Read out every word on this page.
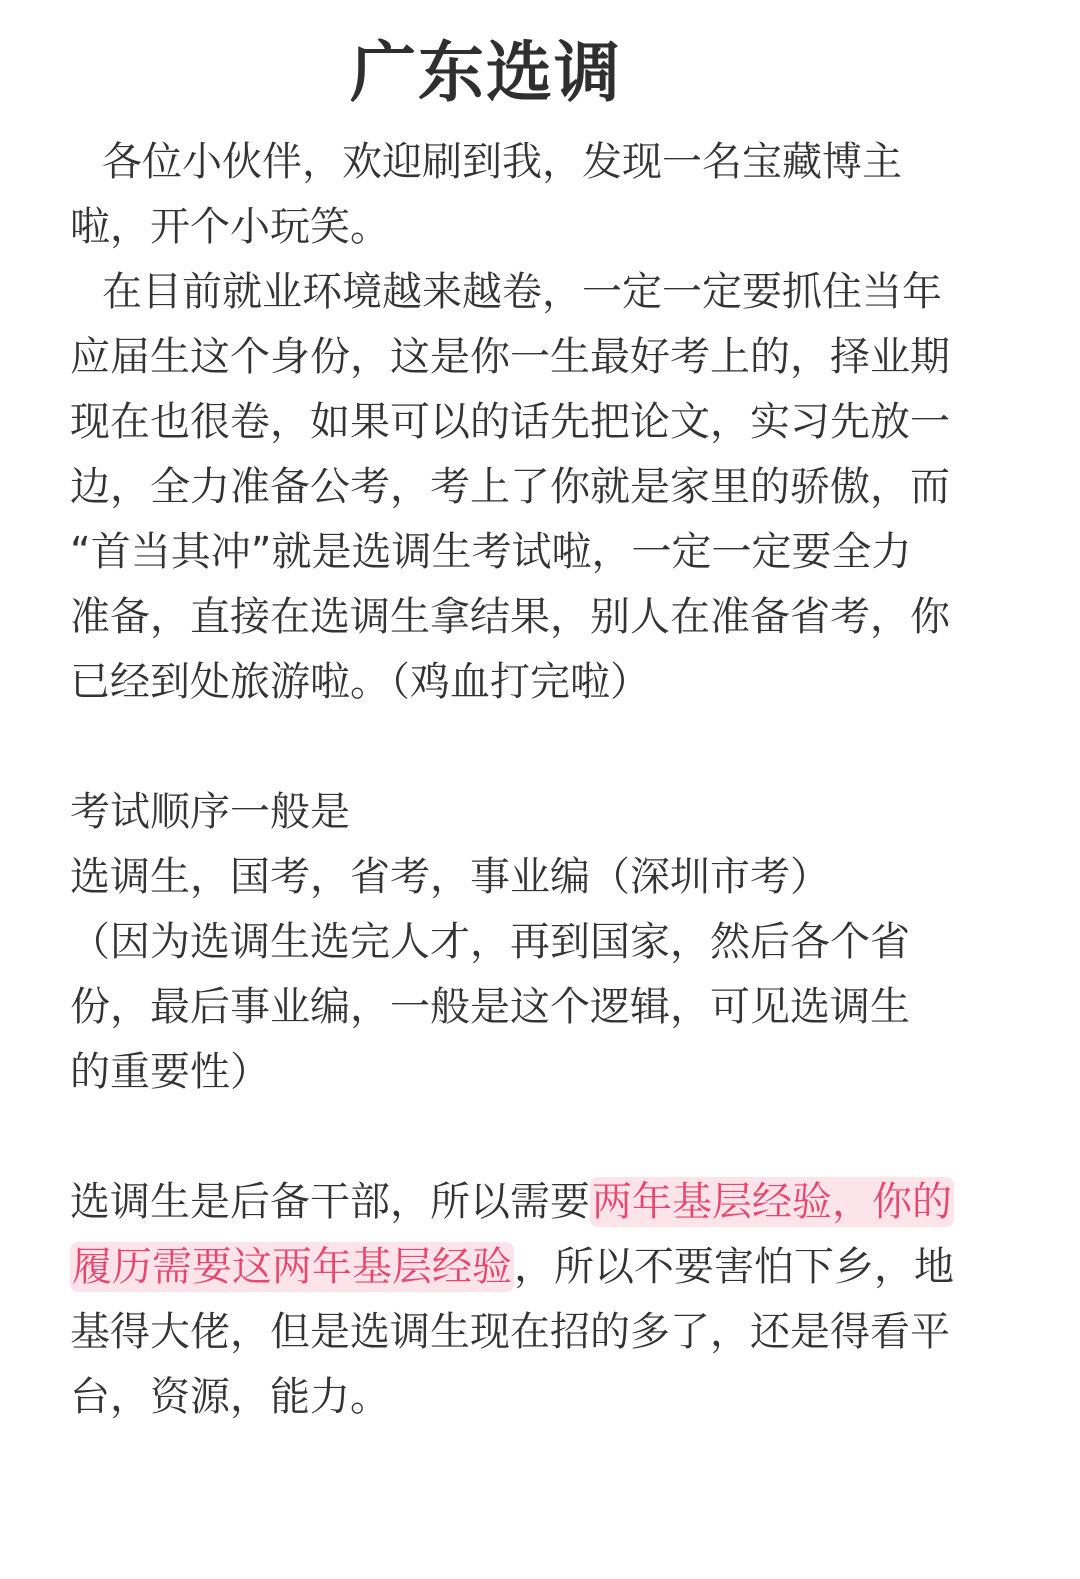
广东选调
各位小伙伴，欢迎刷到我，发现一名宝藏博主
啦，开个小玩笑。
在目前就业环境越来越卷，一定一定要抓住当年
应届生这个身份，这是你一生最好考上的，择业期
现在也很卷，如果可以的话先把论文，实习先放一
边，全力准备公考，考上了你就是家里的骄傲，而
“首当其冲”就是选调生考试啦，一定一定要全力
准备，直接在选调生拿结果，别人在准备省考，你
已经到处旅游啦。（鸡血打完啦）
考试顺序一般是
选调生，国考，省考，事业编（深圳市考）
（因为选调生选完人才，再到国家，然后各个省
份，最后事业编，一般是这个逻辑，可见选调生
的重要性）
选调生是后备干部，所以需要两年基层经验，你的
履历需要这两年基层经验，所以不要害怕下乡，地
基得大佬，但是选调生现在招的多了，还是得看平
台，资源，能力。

---

• Task directions
Return the whole listing, word for word, and leave out every picture.

• Exercise output
Read out every word on this page.
广东选调
各位小伙伴，欢迎刷到我，发现一名宝藏博主
啦，开个小玩笑。
在目前就业环境越来越卷，一定一定要抓住当年
应届生这个身份，这是你一生最好考上的，择业期
现在也很卷，如果可以的话先把论文，实习先放一
边，全力准备公考，考上了你就是家里的骄傲，而
“首当其冲”就是选调生考试啦，一定一定要全力
准备，直接在选调生拿结果，别人在准备省考，你
已经到处旅游啦。（鸡血打完啦）
考试顺序一般是
选调生，国考，省考，事业编（深圳市考）
（因为选调生选完人才，再到国家，然后各个省
份，最后事业编，一般是这个逻辑，可见选调生
的重要性）
选调生是后备干部，所以需要两年基层经验，你的
履历需要这两年基层经验，所以不要害怕下乡，地
基得大佬，但是选调生现在招的多了，还是得看平
台，资源，能力。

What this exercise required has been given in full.